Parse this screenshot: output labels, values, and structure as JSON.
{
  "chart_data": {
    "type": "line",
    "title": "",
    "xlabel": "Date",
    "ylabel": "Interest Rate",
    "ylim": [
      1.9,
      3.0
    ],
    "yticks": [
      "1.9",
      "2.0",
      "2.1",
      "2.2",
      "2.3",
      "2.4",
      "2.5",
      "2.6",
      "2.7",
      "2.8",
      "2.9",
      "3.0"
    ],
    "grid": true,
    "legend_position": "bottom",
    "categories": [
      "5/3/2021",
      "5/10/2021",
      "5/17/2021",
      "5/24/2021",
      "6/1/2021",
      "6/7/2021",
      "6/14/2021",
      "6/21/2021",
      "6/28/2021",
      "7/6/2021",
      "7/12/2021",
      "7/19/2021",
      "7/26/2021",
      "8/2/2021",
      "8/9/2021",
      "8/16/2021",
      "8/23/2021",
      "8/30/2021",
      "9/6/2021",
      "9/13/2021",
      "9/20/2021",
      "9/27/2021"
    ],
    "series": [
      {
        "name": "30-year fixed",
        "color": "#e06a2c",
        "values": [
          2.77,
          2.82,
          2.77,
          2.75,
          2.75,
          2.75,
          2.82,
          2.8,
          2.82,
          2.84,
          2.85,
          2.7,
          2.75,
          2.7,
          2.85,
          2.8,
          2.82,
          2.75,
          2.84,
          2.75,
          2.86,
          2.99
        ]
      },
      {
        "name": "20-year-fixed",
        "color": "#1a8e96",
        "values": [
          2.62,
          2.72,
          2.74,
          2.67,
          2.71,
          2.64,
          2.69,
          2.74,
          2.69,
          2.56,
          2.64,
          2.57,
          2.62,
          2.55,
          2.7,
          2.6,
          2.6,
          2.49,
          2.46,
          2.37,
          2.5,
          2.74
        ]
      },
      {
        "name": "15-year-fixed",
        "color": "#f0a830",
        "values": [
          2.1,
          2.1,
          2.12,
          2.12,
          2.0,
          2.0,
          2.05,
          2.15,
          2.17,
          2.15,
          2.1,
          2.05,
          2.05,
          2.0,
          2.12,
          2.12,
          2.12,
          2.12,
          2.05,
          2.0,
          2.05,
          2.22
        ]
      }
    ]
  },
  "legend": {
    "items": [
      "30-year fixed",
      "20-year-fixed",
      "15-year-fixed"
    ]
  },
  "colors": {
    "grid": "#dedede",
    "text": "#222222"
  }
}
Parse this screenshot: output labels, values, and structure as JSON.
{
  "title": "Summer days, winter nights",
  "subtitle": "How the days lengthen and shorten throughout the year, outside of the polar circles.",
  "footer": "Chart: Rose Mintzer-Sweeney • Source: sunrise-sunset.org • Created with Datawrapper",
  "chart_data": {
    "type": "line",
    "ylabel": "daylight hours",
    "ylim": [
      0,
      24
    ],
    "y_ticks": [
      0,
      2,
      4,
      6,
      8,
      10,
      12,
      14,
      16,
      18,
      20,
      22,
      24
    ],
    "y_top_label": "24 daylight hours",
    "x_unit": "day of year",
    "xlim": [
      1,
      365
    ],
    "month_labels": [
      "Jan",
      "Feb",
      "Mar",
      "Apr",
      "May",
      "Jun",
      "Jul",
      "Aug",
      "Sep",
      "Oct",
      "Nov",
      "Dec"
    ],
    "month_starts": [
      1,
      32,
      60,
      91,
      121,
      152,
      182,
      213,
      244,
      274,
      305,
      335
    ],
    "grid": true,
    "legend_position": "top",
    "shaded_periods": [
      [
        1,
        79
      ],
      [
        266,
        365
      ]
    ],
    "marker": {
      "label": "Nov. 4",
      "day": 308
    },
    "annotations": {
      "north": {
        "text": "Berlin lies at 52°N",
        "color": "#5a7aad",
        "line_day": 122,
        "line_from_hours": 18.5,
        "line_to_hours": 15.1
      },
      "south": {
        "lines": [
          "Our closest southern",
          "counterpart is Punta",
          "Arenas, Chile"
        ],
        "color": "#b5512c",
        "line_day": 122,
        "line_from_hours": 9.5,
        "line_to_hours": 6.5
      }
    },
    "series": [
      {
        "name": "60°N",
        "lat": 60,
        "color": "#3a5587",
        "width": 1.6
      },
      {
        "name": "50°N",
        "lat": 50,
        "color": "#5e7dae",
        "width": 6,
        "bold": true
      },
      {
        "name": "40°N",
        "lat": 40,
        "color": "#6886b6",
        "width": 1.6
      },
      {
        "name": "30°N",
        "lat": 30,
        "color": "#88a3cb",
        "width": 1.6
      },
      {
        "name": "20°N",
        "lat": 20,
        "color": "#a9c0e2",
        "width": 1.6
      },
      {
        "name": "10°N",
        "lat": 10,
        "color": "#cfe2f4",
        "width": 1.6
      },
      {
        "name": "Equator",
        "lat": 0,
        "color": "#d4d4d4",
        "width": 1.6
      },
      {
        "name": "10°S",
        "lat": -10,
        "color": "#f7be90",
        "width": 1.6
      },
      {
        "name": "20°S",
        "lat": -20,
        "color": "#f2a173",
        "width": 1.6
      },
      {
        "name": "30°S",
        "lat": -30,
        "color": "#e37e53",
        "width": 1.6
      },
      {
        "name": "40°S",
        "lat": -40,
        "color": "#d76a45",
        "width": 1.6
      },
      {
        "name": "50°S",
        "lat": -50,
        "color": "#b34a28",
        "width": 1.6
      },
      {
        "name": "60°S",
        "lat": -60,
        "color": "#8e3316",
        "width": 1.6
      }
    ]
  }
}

* * *

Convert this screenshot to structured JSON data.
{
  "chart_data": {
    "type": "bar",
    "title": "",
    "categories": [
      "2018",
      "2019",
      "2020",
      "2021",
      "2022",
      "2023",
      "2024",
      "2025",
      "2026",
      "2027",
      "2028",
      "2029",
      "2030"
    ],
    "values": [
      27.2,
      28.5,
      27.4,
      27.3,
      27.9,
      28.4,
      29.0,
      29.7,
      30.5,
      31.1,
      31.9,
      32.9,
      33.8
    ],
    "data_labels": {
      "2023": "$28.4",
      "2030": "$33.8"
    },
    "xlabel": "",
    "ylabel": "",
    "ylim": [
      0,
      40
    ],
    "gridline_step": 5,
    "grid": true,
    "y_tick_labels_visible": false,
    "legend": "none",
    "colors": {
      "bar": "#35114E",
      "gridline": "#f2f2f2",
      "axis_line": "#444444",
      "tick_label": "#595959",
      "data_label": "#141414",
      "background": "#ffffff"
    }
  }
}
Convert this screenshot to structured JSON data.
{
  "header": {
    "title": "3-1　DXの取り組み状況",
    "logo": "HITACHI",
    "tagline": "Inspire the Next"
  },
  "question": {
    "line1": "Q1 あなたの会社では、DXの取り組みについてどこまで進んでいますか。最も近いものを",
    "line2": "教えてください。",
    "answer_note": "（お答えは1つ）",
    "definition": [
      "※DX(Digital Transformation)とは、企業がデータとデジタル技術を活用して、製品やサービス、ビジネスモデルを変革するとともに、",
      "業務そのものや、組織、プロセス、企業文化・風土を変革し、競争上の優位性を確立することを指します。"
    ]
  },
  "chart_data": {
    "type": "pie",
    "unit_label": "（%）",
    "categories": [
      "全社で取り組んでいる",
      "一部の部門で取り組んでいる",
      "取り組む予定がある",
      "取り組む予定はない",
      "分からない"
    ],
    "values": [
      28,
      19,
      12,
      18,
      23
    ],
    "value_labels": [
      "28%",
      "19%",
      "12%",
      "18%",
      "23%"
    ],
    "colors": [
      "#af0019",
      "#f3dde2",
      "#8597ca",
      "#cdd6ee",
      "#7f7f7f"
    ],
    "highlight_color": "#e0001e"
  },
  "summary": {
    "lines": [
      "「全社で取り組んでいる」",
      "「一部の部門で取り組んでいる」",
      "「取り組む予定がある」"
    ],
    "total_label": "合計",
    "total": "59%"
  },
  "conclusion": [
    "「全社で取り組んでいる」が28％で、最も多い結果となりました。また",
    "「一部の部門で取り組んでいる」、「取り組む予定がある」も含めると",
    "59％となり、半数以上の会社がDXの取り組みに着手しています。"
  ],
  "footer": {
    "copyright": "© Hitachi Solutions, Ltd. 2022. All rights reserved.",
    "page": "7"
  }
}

* * *

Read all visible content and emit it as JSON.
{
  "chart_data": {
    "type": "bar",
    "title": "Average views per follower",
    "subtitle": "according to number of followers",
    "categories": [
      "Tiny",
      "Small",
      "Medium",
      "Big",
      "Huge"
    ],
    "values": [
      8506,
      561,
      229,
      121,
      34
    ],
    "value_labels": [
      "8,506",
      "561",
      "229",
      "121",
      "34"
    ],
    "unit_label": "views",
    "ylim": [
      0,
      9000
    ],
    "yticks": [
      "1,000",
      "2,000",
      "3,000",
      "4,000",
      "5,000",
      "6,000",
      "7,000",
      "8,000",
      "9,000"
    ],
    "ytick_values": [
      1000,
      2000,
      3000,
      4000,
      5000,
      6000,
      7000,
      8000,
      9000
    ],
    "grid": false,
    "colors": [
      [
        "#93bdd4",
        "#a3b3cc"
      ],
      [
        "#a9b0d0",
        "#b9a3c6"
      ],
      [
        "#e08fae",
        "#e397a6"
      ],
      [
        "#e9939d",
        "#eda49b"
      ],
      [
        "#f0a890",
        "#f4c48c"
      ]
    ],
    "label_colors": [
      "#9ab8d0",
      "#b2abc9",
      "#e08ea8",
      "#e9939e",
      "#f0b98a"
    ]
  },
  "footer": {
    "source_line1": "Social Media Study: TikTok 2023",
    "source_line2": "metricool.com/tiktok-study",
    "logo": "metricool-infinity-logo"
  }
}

* * *

▸ PROBLEM DETAILS
Pick out every line above that holds the word "全社で取り組んでいる" and copy it.

▸ THE RESPONSE
      "全社で取り組んでいる",
      "「全社で取り組んでいる」",
    "「全社で取り組んでいる」が28％で、最も多い結果となりました。また",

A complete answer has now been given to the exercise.